Report every line in the listing below where the string "添加PDF图章" shows up.

:: Data supplied ::

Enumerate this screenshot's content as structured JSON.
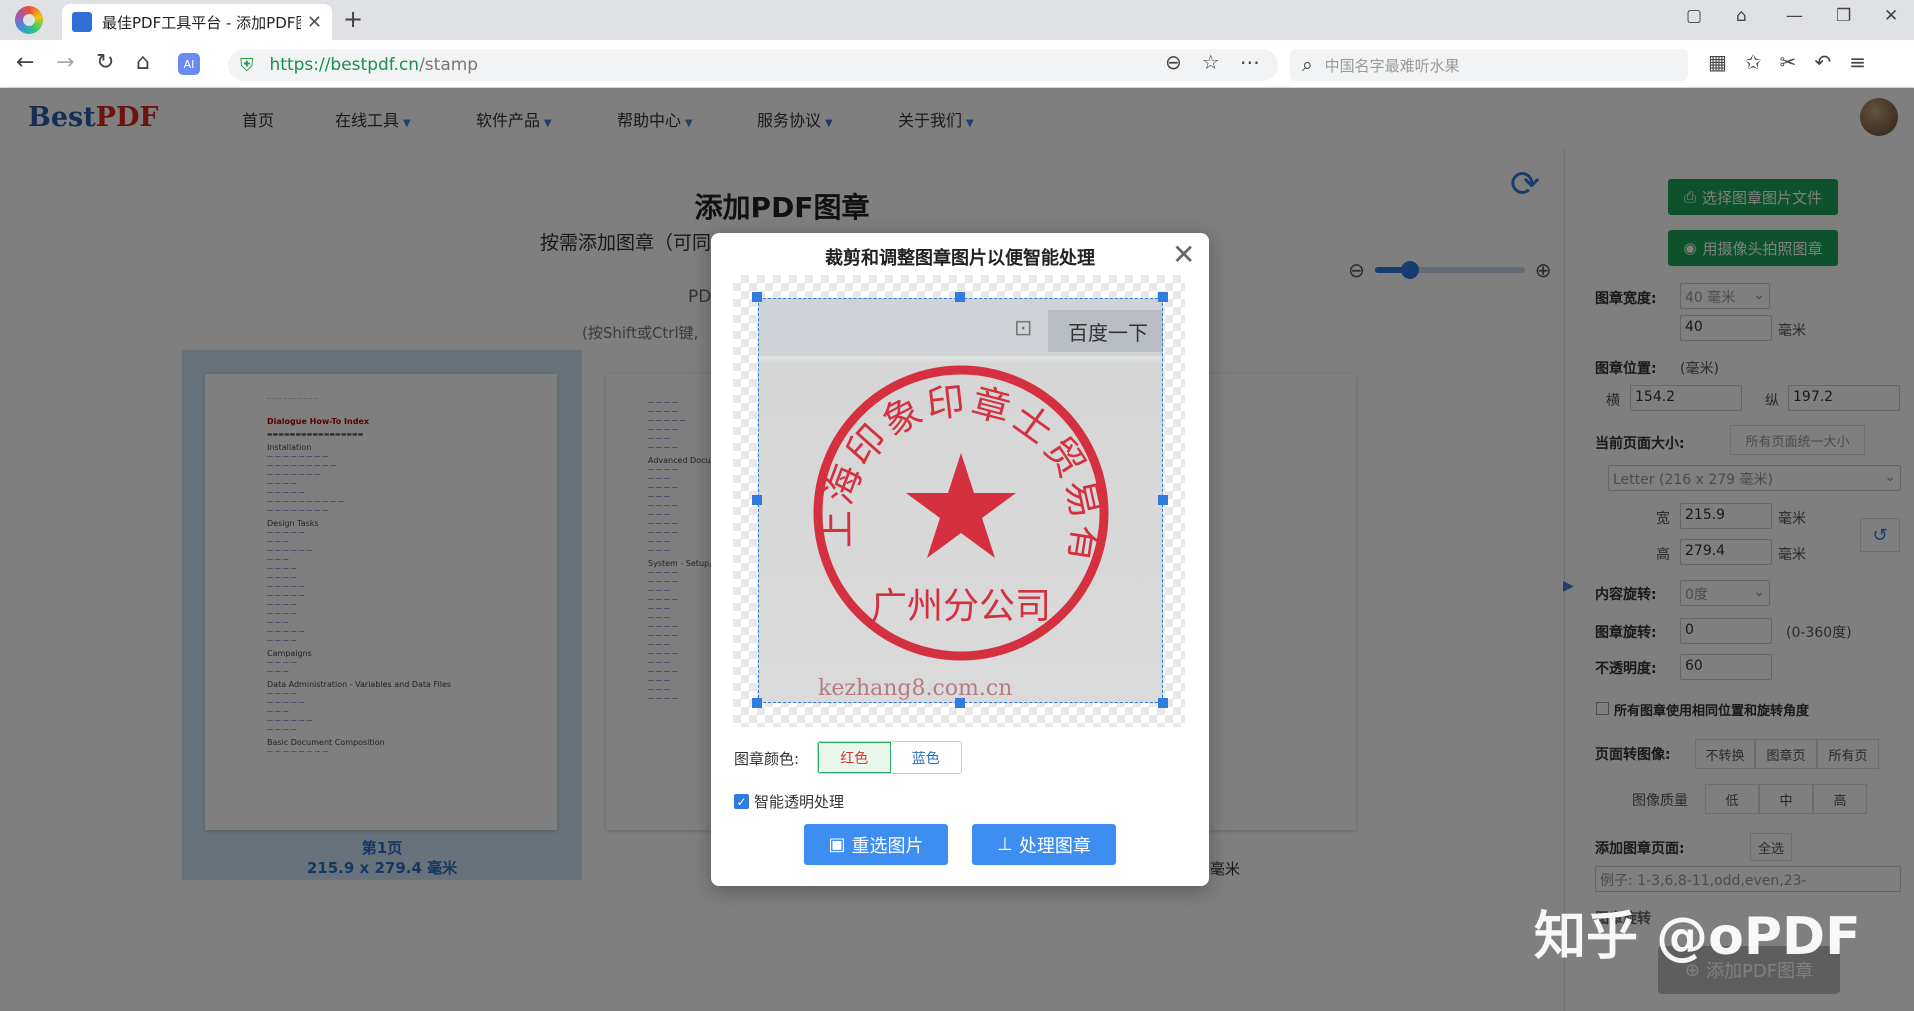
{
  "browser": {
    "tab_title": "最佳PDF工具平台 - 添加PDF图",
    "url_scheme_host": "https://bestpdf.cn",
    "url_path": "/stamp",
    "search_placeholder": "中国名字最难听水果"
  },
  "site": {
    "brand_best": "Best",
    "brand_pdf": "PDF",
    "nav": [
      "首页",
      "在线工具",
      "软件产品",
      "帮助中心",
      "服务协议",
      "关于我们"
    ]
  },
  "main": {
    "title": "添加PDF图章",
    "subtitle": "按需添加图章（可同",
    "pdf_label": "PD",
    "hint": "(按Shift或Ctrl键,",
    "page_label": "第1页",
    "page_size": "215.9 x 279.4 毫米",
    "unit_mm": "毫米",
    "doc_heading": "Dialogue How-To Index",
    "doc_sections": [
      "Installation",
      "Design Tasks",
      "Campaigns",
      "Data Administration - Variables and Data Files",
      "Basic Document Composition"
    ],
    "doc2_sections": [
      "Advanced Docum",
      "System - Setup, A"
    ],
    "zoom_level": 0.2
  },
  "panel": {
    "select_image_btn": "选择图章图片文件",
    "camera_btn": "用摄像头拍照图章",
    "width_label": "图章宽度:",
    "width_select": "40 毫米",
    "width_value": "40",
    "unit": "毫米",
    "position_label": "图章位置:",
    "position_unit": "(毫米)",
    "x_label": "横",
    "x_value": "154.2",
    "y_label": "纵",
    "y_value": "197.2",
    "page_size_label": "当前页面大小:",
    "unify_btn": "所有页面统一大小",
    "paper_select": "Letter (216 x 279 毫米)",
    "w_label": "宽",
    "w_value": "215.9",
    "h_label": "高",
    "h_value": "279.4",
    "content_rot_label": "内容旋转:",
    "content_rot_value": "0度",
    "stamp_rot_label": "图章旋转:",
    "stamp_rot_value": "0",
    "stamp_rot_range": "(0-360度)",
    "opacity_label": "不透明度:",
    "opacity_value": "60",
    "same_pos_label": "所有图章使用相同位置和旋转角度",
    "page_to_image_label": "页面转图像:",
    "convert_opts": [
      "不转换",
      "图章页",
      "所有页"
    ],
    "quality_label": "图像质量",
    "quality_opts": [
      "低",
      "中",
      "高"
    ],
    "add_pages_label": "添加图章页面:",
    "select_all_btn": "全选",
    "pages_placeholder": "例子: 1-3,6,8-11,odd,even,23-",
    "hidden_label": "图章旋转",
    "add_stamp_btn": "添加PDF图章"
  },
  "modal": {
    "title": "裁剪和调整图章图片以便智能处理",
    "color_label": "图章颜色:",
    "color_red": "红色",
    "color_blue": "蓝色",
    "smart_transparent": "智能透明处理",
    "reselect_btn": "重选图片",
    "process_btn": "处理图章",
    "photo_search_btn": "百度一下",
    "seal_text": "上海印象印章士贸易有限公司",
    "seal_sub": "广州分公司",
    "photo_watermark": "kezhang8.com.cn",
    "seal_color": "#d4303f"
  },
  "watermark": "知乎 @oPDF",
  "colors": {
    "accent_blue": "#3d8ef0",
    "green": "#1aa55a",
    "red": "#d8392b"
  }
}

:::

Task response:
    "title": "添加PDF图章",
    "add_stamp_btn": "添加PDF图章"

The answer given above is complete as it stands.